### Written instruction
Report, word for word, every line of the material that contains "Bruto".
::: Material supplied
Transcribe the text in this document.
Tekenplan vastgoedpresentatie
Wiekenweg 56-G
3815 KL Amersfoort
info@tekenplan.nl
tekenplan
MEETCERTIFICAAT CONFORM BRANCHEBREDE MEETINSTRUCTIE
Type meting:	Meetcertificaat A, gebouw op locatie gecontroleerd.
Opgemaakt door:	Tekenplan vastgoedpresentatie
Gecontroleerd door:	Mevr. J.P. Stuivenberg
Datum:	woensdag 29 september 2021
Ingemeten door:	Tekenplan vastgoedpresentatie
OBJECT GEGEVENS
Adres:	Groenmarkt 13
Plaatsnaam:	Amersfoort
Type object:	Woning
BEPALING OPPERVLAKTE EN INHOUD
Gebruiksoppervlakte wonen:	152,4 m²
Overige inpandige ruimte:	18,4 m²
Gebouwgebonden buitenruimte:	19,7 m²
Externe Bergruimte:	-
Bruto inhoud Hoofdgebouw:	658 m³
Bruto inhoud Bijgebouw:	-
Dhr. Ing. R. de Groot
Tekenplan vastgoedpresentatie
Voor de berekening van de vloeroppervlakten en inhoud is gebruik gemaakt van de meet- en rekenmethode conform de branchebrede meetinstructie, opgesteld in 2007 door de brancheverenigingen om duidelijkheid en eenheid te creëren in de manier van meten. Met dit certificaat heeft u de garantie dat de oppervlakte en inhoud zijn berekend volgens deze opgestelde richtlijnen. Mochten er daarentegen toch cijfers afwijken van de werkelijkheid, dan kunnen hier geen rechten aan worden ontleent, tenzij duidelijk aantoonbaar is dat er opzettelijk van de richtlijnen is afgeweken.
::::::
### Response for this exercise
Bruto inhoud Hoofdgebouw:	658 m³
Bruto inhoud Bijgebouw:	-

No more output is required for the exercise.